Objective
Find each line containing the string "color". Copy it.

Figure content listings
[Start]
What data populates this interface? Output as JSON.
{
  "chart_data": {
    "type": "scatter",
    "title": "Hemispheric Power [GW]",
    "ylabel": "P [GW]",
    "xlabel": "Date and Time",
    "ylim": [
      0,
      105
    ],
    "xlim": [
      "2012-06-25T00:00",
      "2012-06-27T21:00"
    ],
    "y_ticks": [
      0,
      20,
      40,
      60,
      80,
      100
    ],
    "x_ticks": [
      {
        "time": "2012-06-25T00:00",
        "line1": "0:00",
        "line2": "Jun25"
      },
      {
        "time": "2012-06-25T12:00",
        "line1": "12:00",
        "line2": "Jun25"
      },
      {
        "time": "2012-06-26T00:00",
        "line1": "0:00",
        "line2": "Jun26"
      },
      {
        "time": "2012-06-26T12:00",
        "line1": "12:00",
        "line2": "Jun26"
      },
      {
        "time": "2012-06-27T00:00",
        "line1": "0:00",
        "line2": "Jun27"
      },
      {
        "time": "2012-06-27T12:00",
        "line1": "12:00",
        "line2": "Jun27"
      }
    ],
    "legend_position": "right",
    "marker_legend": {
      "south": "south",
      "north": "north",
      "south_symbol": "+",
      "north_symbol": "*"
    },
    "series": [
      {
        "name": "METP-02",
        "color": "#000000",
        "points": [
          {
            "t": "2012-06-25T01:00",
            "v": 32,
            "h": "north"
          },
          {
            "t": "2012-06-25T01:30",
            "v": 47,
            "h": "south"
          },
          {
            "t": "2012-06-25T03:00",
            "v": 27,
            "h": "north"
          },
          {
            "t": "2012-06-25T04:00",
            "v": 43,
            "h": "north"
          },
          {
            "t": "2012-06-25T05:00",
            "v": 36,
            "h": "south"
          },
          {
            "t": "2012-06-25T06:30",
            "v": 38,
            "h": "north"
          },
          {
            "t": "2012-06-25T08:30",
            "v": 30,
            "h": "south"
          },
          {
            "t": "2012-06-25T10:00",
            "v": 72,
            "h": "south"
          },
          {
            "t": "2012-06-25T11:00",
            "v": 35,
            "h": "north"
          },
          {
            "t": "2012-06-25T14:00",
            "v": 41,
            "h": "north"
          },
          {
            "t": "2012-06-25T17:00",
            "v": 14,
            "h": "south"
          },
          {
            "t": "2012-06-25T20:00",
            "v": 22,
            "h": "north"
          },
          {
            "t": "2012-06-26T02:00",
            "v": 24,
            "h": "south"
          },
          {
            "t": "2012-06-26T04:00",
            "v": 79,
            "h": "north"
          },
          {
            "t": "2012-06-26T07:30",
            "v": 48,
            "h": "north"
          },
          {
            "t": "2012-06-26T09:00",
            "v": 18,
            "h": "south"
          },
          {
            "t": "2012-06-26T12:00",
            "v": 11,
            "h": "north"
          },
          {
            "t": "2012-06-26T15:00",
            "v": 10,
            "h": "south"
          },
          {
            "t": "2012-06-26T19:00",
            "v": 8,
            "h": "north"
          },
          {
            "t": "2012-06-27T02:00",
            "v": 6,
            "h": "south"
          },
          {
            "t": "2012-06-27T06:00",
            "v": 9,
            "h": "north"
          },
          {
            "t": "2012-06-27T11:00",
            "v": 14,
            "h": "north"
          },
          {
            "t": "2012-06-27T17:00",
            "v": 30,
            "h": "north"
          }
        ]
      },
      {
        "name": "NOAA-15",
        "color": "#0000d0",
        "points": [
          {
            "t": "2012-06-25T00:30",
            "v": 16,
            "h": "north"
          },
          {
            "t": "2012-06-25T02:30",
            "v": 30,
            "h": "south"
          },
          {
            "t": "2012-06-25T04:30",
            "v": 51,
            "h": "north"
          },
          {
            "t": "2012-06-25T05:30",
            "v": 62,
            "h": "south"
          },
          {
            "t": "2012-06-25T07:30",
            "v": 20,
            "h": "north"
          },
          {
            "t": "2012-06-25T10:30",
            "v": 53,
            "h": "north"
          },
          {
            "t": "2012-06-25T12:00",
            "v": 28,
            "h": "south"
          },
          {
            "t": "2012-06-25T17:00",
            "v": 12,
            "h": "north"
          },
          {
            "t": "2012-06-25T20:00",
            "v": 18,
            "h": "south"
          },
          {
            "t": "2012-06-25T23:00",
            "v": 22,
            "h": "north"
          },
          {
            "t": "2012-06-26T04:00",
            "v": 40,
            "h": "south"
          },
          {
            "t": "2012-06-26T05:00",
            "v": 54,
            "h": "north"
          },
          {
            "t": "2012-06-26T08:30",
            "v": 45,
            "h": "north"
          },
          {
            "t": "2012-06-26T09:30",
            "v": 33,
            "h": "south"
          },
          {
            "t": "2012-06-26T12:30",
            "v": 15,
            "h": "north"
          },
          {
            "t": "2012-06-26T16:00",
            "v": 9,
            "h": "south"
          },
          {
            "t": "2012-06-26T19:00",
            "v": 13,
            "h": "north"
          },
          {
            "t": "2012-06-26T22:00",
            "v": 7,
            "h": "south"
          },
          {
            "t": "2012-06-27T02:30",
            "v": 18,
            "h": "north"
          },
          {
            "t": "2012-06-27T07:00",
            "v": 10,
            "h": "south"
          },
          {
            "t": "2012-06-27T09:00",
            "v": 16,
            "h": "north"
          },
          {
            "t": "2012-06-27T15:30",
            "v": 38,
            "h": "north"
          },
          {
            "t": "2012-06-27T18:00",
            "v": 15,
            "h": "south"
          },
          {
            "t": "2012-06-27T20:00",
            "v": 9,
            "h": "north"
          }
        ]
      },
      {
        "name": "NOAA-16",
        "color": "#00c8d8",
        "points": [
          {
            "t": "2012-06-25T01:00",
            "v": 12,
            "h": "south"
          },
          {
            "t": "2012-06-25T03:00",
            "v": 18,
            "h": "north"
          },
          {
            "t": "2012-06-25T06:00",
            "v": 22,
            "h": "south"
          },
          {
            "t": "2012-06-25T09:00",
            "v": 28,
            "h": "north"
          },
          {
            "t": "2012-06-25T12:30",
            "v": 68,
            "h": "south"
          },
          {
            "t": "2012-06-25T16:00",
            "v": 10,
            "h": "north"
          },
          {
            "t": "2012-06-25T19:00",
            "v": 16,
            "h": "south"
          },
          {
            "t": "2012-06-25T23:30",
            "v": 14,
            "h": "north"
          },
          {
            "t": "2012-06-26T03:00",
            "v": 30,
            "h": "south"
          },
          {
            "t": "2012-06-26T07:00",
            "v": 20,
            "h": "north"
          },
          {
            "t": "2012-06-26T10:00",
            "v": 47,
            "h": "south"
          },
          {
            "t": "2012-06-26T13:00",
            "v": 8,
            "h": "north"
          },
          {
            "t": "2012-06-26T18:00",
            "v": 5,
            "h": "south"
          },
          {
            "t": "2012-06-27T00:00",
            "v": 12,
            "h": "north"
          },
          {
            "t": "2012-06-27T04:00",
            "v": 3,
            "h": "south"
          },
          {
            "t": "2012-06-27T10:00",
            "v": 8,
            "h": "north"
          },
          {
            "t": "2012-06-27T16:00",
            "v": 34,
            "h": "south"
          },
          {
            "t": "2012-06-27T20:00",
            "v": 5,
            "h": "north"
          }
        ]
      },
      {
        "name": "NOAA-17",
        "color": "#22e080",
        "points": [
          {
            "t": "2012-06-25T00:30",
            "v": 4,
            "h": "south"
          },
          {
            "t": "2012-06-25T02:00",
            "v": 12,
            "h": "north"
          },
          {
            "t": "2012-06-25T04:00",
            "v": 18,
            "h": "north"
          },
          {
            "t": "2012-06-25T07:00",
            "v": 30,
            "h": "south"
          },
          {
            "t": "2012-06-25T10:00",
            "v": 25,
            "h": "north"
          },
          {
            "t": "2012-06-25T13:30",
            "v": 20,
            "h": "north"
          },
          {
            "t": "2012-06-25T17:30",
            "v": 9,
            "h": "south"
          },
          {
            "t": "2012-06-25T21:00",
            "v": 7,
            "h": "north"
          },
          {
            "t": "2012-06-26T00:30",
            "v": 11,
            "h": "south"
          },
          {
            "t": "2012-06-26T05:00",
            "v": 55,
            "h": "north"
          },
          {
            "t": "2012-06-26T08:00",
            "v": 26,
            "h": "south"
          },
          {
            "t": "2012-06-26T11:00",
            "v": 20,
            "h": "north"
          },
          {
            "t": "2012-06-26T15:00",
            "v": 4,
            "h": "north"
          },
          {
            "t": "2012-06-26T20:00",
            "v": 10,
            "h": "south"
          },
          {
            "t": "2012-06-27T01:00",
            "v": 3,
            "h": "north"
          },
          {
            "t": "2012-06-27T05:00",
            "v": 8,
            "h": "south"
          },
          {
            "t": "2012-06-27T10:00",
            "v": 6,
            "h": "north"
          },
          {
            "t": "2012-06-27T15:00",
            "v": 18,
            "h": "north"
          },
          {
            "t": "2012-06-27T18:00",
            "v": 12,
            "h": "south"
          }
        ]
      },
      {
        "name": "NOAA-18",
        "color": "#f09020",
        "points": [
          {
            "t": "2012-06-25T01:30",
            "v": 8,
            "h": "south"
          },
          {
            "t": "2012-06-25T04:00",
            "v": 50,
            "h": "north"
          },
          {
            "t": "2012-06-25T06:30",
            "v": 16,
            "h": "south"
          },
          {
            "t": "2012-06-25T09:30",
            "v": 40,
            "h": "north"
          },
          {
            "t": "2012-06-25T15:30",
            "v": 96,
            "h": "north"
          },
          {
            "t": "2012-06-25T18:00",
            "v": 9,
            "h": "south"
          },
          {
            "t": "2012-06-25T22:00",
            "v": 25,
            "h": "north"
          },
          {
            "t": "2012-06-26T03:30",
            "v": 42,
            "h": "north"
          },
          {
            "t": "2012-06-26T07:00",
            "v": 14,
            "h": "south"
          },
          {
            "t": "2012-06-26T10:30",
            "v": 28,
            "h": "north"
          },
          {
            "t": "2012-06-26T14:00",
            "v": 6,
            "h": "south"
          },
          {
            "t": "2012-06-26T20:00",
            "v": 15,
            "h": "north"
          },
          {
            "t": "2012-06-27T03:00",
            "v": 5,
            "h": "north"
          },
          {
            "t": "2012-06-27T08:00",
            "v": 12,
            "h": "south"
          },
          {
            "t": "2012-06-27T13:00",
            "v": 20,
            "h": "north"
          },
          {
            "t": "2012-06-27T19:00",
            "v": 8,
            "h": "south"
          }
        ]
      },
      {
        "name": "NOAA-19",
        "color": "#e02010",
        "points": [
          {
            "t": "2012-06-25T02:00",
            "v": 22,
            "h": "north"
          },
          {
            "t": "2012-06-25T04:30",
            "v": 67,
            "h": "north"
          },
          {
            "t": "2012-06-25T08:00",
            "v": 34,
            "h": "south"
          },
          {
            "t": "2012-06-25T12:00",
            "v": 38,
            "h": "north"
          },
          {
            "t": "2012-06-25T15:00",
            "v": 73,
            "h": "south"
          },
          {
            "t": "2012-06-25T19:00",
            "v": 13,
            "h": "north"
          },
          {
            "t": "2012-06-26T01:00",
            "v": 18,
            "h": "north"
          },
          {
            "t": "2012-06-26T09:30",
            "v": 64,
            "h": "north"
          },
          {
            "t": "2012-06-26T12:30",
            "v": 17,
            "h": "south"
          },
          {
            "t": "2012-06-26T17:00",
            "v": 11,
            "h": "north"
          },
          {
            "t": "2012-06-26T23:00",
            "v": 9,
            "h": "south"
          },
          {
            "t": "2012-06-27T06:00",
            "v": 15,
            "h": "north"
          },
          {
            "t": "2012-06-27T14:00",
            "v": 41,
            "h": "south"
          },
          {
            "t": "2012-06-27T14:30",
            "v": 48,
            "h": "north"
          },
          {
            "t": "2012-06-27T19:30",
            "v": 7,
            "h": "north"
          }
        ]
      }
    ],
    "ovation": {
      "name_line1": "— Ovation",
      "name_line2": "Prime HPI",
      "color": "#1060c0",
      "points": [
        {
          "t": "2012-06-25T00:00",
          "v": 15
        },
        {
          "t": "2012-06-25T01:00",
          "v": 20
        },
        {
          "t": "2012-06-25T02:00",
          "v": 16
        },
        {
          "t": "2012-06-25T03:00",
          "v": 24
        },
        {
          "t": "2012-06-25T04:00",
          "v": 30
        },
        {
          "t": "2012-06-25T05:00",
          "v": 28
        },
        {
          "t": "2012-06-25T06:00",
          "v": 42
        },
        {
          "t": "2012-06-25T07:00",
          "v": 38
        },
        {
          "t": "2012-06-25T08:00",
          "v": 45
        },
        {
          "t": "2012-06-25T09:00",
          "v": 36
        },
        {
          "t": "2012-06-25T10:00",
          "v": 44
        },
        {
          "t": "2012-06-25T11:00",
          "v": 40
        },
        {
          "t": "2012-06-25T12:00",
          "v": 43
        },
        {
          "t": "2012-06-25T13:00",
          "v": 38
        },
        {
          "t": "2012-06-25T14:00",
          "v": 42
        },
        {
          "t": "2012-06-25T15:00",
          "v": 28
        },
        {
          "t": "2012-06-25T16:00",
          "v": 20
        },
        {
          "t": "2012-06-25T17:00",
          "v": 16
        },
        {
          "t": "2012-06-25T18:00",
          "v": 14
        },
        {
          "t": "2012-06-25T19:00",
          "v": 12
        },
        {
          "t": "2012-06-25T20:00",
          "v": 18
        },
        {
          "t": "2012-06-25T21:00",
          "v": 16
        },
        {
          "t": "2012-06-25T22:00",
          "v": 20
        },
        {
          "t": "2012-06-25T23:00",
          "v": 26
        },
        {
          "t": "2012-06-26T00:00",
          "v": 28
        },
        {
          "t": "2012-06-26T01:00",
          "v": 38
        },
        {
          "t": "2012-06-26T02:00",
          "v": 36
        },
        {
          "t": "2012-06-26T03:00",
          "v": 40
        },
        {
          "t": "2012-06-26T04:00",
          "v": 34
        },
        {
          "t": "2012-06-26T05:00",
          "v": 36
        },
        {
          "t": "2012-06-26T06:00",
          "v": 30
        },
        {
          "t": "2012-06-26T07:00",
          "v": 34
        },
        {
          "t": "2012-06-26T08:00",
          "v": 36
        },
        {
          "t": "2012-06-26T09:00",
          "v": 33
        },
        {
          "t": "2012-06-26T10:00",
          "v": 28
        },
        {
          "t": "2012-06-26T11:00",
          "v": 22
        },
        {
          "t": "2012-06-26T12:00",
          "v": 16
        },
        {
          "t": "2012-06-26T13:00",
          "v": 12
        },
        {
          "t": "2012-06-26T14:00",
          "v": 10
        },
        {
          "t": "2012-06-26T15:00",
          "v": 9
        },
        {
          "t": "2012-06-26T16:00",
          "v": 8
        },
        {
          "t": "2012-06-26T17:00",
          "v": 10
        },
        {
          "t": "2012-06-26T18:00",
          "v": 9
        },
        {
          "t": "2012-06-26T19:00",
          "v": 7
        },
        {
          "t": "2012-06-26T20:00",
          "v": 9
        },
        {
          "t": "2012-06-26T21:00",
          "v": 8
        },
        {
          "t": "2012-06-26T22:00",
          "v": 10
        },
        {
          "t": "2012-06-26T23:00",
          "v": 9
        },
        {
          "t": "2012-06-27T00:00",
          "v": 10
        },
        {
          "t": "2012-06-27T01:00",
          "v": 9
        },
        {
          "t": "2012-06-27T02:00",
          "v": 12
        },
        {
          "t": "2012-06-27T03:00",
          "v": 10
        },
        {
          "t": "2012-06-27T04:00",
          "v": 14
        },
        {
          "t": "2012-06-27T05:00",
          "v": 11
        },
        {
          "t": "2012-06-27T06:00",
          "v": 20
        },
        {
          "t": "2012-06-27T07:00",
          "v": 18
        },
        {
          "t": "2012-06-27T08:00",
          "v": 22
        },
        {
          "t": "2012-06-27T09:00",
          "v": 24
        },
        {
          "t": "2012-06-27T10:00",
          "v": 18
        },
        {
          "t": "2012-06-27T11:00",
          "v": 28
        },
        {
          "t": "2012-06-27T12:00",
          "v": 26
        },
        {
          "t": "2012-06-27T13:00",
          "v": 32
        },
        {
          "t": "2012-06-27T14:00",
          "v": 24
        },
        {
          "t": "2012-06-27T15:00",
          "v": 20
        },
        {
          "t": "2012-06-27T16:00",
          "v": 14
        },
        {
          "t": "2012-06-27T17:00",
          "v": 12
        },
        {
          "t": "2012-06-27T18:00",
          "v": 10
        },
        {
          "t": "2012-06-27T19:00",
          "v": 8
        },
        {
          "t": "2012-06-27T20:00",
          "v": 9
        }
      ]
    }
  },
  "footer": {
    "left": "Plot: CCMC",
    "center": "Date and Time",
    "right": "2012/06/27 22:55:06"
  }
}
[End]
Exercise answer
        "color": "#000000",
        "color": "#0000d0",
        "color": "#00c8d8",
        "color": "#22e080",
        "color": "#f09020",
        "color": "#e02010",
      "color": "#1060c0",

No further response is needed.